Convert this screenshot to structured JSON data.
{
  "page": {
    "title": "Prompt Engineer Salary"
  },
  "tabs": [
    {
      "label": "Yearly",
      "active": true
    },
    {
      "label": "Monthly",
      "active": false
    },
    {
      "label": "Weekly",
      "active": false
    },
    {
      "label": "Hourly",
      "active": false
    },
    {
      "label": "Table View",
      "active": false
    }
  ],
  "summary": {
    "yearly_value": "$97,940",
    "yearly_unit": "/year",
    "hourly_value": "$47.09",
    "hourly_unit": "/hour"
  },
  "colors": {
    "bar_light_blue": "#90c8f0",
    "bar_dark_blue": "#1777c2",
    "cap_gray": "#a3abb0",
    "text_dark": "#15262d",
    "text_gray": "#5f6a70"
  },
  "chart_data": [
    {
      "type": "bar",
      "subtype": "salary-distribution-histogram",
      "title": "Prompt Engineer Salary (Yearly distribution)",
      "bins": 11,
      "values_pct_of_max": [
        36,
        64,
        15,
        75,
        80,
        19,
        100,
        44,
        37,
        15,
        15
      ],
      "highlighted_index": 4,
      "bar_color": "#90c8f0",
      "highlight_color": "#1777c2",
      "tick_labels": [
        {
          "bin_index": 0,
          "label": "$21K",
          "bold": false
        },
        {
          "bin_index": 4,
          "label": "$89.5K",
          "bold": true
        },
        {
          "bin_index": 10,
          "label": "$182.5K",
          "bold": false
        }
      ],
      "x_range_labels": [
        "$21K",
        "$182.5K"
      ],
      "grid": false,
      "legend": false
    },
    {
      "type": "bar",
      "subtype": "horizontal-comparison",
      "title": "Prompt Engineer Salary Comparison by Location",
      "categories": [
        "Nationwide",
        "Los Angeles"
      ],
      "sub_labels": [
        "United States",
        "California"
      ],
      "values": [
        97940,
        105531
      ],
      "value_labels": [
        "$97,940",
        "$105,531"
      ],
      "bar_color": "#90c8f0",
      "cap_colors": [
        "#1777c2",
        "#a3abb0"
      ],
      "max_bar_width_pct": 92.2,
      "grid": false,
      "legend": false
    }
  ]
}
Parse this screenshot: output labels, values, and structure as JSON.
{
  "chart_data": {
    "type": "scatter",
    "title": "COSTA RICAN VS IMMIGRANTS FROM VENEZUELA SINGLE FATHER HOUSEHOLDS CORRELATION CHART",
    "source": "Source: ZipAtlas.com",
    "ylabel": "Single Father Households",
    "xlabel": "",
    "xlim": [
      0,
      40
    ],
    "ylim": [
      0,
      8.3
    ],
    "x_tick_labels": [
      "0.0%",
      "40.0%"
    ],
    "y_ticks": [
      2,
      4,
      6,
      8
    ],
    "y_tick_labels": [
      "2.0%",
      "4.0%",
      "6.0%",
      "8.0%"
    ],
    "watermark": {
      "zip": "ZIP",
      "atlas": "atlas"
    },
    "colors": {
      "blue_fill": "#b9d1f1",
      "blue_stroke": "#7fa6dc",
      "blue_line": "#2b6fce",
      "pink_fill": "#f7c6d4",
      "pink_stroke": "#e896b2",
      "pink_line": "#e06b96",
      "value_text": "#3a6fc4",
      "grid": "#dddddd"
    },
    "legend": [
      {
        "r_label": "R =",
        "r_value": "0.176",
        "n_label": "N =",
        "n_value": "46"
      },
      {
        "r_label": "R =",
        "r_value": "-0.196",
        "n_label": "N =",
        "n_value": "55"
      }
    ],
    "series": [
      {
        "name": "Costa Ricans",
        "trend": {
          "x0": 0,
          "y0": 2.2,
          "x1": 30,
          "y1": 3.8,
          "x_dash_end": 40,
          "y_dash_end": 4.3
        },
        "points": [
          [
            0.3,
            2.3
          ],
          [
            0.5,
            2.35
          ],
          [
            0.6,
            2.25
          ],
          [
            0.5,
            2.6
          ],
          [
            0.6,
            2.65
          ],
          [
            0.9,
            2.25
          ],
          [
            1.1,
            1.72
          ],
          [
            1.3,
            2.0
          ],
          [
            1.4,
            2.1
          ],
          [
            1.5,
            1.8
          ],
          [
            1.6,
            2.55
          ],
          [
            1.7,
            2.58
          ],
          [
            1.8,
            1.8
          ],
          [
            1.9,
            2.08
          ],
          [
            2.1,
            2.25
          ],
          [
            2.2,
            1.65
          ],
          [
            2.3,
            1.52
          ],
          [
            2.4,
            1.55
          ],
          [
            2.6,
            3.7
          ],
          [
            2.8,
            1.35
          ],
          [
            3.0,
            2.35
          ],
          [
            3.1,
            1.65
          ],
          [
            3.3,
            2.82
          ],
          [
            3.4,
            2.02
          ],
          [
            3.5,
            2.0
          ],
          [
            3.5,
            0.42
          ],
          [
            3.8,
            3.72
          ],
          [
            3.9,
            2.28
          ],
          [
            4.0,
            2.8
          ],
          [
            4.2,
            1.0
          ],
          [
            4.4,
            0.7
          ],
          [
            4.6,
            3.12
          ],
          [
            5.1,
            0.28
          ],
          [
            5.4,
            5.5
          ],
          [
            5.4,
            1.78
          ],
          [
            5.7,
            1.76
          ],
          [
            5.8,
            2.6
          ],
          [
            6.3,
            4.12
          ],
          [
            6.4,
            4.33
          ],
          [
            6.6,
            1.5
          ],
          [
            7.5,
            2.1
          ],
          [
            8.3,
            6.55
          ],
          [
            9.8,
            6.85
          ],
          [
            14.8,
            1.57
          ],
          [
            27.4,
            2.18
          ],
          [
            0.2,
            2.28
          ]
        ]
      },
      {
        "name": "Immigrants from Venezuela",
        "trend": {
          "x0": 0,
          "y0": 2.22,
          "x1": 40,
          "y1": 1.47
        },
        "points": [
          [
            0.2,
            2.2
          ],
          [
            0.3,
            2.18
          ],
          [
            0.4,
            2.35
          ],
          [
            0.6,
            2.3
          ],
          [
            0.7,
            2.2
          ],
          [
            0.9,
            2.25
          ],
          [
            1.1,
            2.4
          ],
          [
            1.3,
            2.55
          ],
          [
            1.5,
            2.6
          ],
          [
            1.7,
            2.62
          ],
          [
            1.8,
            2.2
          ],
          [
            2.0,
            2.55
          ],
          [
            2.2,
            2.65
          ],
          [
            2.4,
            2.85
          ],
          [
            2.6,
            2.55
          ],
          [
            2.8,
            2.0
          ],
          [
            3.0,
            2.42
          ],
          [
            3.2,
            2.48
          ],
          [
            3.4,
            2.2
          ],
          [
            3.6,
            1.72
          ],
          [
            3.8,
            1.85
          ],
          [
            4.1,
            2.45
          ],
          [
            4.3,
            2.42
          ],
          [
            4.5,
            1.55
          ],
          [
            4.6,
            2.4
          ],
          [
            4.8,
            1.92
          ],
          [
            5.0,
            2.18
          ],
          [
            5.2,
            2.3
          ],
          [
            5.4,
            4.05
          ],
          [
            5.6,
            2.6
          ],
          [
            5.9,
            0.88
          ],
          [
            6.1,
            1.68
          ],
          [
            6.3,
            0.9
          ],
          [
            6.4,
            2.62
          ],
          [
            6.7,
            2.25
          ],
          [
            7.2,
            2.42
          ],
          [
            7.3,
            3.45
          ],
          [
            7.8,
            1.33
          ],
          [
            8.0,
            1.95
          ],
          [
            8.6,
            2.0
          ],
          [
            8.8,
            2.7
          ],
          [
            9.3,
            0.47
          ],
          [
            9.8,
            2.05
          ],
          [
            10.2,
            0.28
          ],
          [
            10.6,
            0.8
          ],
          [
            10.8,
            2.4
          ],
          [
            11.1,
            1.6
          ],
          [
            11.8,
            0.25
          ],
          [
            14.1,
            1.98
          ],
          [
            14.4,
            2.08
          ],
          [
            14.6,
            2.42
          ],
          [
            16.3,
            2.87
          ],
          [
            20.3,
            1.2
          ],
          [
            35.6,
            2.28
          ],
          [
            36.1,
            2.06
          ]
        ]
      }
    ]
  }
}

★ ★ ★ ★ ★

▶ **EXERCISE DESCRIPTION**
Collect each line containing the string "Engineer".

▶ **WRITTEN SOLUTION**
    "title": "Prompt Engineer Salary"
      "title": "Prompt Engineer Salary (Yearly distribution)",
      "title": "Prompt Engineer Salary Comparison by Location",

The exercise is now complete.